- _Отрывок_
К 85-летию со дня рождения Людмилы Гурченко
Фото из семейного архива
Я давно не была в Эйн-Ходе – уникальном поселении на склоне горы Кармель, организованном художниками, скульпторами, артистами в далеком 1954 г. Эта деревня многие годы была одним из центров культурной жизни Израиля. Но в декабре 2010-го случилось несчастье – на горе Кармель четыре дня бушевал пожар. Сгорели не только леса, оливковые рощи, виноградники, но и колония художников… И, что самое горькое, сгорели произведения искусства. Нестерпимо больно было даже приблизиться к пепелищу. Увы, я не обладаю силой духа скульптора Валентины Брусиловской, которая, стоя перед руинами своего дома, сказала: «Этого уже нет… Значит, нужно двигаться дальше»…
С тех пор прошло много лет. Недавно я снова побывала в Эйн-Ходе. Деревня художников восстановилась. Над ней словно витает образ птицы Феникс – не в метафорическом, в самом прямом смысле. Лишь одно утрачено безвозвратно – произведения мастеров. В том числе картины всемирно известного художника Михаила Брусиловского. Но тут уж ничего не поделаешь. Разве только убеждать себя, что к непоправимому нужно относиться философски.
В тот вечер в новом красивом доме Валентины Брусиловской было много гостей. Среди них чета «свежих» репатриантов – музыкант и композитор Константин Купервейс с женой Наташей. О Купервeйсе я прежде слышала немало, но встретились мы впервые. Оказалось, израильское гражданство они с женой получили еще в 2016 г., но пока живут на два дома – лето проводят в Москве, поскольку Константин тяжело переносит жару. Но более всего тормозит окончательный переезд неуверенность: удастся ли музыканту найти в Израиле профессиональное применение? В Москве у него работа, гастроли, сложился творческий тендем с актрисой и певицей Ириной Мирошниченко. А что ждет в Израиле, неизвестно.
Я бы слукавила, если бы не призналась: мой интерес к Купервейсу подогревался дополнительным обстоятельством: Константин в течение почти 20 лет был мужем Людмилы Гурченко. Когда она умерла, российское телевидение и пресса атаковали Купервейса расспросами о скрытой от публики жизни актрисы, ее экстравагантных выходках, сложных отношениях с дочерью, о внуке, погибшем от передозировки наркотиков… При этом сам он всегда оставался «за кадром», словно состоять «при Гурченко» было его главным занятием в жизни.
«Как странно, – думала я, читая очередное интервью, – почему никого не интересует личность человека, которого любила такая яркая, талантливая, особенная женщина, какой была Людмила Гурченко? Разве судьба и творчество Купервейса не достойны самостоятельного внимания?» Сейчас, когда представился случай, мне захотелось перенести акцент с Людмилы Марковны на самого Константина, узнать побольше о его творчестве, о семье, об отце Тобяше Купервейсе, чью книгу «Исповедь старого еврея» он мне презентовал.

- _Предоставленные данные_

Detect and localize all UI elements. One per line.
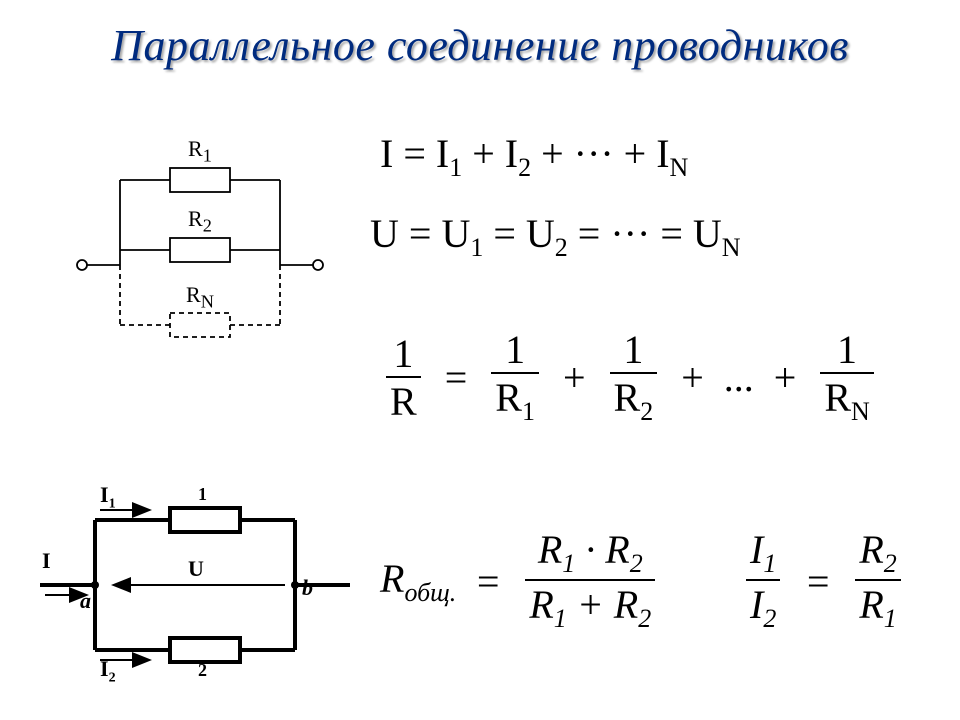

- _Задание 1_
Переведите на английский язык предложение из отрывка: «Эта деревня многие годы была одним из центров культурной жизни Израиля».
- _Задание 2_
Подхватите очерк о Константине Купервейсе и продолжите его сразу после последнего предложения.
Данные представлены отдельно от отрывка и к нему не относятся.

- _Ответ 1_
For many years this village was one of the centers of Israel's cultural life.

- _Ответ 2_
– У вашего отца редкое имя. Кажется, в ТАНАХе есть персонаж Тобиягу, это как-то связано?
– Видимо. Ведь папа вырос в ортодоксальной еврейской семье.
– Расскажите о нем.
– Папа был необыкновенным человеком, добрым, мудрым, талантливым пианистом. Родился он в Польше. В России оказался, когда часть Польши стала советской. Все его родные погибли в Треблинке, он остался жив чудом. Герой фильма Полански «Пианист» Владислав Шпильман и вся его история как будто списаны с папы. Когда вы прочтете книгу, многое поймете о моем отце. Он умер в преклонном возрасте несколько лет назад. О его кончине мы не решились рассказать маме, ей уже исполнилось сто лет… Мама тоже была пианисткой. Они с папой прожили долгую, сложную и, я считаю, счастливую жизнь. Мне их очень не хватает.
– Как пианист вы продолжили династию?
– Получается так. Хотя ощущение призвания появилось позже. Я отслужил в армии в танковых войсках. В 20 лет женился, вскоре развелся. Осознание того, что музыка для меня все, приходило постепенно. Я поступил в консерваторию, несколько раз становился победителем на музыкальных конкурсах. Переехал из Харькова, где мы жили, в Москву. Был принят в московский эстрадный оркестр под управлением Александра Горбатых. Его так и называли – «оркестр Горбатых». Когда в Союз приехал на гастроли испанский певец Рафаэль, аккомпанировал ему. Будущее обретало реальные очертания. Потом был джазовый оркестр «Товарищ кино», где я познакомился с Людмилой Гурченко.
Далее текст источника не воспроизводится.